What you have to do:
The exercise asks for every line of the data to be reproduced exactly.

* * * * * * *

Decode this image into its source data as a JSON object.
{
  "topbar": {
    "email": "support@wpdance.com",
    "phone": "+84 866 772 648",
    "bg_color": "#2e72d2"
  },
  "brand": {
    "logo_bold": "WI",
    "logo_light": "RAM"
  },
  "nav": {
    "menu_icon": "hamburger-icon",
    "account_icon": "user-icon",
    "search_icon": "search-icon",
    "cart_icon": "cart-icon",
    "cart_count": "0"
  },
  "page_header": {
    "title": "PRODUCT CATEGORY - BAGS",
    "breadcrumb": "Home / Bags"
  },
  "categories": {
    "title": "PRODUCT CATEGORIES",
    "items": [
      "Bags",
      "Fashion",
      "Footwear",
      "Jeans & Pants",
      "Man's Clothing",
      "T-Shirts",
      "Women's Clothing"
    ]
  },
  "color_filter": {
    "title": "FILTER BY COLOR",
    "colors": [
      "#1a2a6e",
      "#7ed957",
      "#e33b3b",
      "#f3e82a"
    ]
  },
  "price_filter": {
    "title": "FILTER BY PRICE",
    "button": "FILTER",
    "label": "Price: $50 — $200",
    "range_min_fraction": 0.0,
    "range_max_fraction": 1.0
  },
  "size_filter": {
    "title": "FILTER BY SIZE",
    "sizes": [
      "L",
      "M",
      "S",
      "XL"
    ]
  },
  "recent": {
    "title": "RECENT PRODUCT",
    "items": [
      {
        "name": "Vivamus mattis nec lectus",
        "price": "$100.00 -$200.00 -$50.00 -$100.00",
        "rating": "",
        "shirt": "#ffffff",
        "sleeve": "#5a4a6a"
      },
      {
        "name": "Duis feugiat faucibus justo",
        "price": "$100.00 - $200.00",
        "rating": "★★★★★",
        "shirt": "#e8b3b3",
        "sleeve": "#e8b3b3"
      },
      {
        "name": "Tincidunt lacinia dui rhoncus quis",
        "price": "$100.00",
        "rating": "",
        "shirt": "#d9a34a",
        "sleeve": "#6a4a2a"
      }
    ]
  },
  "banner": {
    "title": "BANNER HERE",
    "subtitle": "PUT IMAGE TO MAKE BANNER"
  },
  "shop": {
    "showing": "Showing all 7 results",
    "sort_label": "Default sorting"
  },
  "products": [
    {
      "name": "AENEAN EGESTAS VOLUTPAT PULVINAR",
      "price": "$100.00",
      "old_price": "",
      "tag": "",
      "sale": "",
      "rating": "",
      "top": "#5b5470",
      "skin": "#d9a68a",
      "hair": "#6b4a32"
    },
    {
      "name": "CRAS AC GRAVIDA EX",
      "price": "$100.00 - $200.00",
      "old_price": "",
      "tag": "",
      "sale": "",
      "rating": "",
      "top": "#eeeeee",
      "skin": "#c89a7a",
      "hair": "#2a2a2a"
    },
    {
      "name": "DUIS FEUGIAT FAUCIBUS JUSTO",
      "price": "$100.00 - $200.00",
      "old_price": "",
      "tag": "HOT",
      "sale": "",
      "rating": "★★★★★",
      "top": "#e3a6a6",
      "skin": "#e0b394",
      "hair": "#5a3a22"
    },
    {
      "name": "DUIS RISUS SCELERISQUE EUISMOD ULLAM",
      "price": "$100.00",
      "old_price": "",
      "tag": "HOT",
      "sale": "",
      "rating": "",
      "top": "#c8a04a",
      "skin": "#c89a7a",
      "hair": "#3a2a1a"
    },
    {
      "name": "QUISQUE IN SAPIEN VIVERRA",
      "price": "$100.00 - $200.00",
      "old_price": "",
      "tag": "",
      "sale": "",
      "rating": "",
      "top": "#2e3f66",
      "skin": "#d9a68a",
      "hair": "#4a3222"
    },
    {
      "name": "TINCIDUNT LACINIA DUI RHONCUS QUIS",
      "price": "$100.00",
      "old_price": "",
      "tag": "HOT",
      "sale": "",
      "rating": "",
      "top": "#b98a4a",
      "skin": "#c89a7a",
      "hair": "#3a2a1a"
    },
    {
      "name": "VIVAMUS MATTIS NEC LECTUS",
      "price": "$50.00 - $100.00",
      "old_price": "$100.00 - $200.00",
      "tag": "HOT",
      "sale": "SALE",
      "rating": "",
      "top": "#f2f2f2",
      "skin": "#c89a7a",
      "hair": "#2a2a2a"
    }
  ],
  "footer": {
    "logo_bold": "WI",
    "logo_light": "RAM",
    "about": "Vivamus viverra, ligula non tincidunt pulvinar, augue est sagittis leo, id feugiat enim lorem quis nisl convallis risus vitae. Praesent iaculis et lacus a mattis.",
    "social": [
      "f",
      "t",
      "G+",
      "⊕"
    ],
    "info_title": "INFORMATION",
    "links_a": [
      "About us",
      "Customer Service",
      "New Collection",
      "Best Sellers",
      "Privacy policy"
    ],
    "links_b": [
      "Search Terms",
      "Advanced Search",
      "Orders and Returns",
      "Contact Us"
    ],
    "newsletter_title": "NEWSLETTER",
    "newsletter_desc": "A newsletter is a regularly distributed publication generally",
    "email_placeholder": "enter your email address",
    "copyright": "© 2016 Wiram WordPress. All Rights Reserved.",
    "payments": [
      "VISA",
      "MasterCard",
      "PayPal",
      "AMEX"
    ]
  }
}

* * * * * * *

Full output:
Decode this image into its source data as a JSON object.
{
  "topbar": {
    "email": "support@wpdance.com",
    "phone": "+84 866 772 648",
    "bg_color": "#2e72d2"
  },
  "brand": {
    "logo_bold": "WI",
    "logo_light": "RAM"
  },
  "nav": {
    "menu_icon": "hamburger-icon",
    "account_icon": "user-icon",
    "search_icon": "search-icon",
    "cart_icon": "cart-icon",
    "cart_count": "0"
  },
  "page_header": {
    "title": "PRODUCT CATEGORY - BAGS",
    "breadcrumb": "Home / Bags"
  },
  "categories": {
    "title": "PRODUCT CATEGORIES",
    "items": [
      "Bags",
      "Fashion",
      "Footwear",
      "Jeans & Pants",
      "Man's Clothing",
      "T-Shirts",
      "Women's Clothing"
    ]
  },
  "color_filter": {
    "title": "FILTER BY COLOR",
    "colors": [
      "#1a2a6e",
      "#7ed957",
      "#e33b3b",
      "#f3e82a"
    ]
  },
  "price_filter": {
    "title": "FILTER BY PRICE",
    "button": "FILTER",
    "label": "Price: $50 — $200",
    "range_min_fraction": 0.0,
    "range_max_fraction": 1.0
  },
  "size_filter": {
    "title": "FILTER BY SIZE",
    "sizes": [
      "L",
      "M",
      "S",
      "XL"
    ]
  },
  "recent": {
    "title": "RECENT PRODUCT",
    "items": [
      {
        "name": "Vivamus mattis nec lectus",
        "price": "$100.00 -$200.00 -$50.00 -$100.00",
        "rating": "",
        "shirt": "#ffffff",
        "sleeve": "#5a4a6a"
      },
      {
        "name": "Duis feugiat faucibus justo",
        "price": "$100.00 - $200.00",
        "rating": "★★★★★",
        "shirt": "#e8b3b3",
        "sleeve": "#e8b3b3"
      },
      {
        "name": "Tincidunt lacinia dui rhoncus quis",
        "price": "$100.00",
        "rating": "",
        "shirt": "#d9a34a",
        "sleeve": "#6a4a2a"
      }
    ]
  },
  "banner": {
    "title": "BANNER HERE",
    "subtitle": "PUT IMAGE TO MAKE BANNER"
  },
  "shop": {
    "showing": "Showing all 7 results",
    "sort_label": "Default sorting"
  },
  "products": [
    {
      "name": "AENEAN EGESTAS VOLUTPAT PULVINAR",
      "price": "$100.00",
      "old_price": "",
      "tag": "",
      "sale": "",
      "rating": "",
      "top": "#5b5470",
      "skin": "#d9a68a",
      "hair": "#6b4a32"
    },
    {
      "name": "CRAS AC GRAVIDA EX",
      "price": "$100.00 - $200.00",
      "old_price": "",
      "tag": "",
      "sale": "",
      "rating": "",
      "top": "#eeeeee",
      "skin": "#c89a7a",
      "hair": "#2a2a2a"
    },
    {
      "name": "DUIS FEUGIAT FAUCIBUS JUSTO",
      "price": "$100.00 - $200.00",
      "old_price": "",
      "tag": "HOT",
      "sale": "",
      "rating": "★★★★★",
      "top": "#e3a6a6",
      "skin": "#e0b394",
      "hair": "#5a3a22"
    },
    {
      "name": "DUIS RISUS SCELERISQUE EUISMOD ULLAM",
      "price": "$100.00",
      "old_price": "",
      "tag": "HOT",
      "sale": "",
      "rating": "",
      "top": "#c8a04a",
      "skin": "#c89a7a",
      "hair": "#3a2a1a"
    },
    {
      "name": "QUISQUE IN SAPIEN VIVERRA",
      "price": "$100.00 - $200.00",
      "old_price": "",
      "tag": "",
      "sale": "",
      "rating": "",
      "top": "#2e3f66",
      "skin": "#d9a68a",
      "hair": "#4a3222"
    },
    {
      "name": "TINCIDUNT LACINIA DUI RHONCUS QUIS",
      "price": "$100.00",
      "old_price": "",
      "tag": "HOT",
      "sale": "",
      "rating": "",
      "top": "#b98a4a",
      "skin": "#c89a7a",
      "hair": "#3a2a1a"
    },
    {
      "name": "VIVAMUS MATTIS NEC LECTUS",
      "price": "$50.00 - $100.00",
      "old_price": "$100.00 - $200.00",
      "tag": "HOT",
      "sale": "SALE",
      "rating": "",
      "top": "#f2f2f2",
      "skin": "#c89a7a",
      "hair": "#2a2a2a"
    }
  ],
  "footer": {
    "logo_bold": "WI",
    "logo_light": "RAM",
    "about": "Vivamus viverra, ligula non tincidunt pulvinar, augue est sagittis leo, id feugiat enim lorem quis nisl convallis risus vitae. Praesent iaculis et lacus a mattis.",
    "social": [
      "f",
      "t",
      "G+",
      "⊕"
    ],
    "info_title": "INFORMATION",
    "links_a": [
      "About us",
      "Customer Service",
      "New Collection",
      "Best Sellers",
      "Privacy policy"
    ],
    "links_b": [
      "Search Terms",
      "Advanced Search",
      "Orders and Returns",
      "Contact Us"
    ],
    "newsletter_title": "NEWSLETTER",
    "newsletter_desc": "A newsletter is a regularly distributed publication generally",
    "email_placeholder": "enter your email address",
    "copyright": "© 2016 Wiram WordPress. All Rights Reserved.",
    "payments": [
      "VISA",
      "MasterCard",
      "PayPal",
      "AMEX"
    ]
  }
}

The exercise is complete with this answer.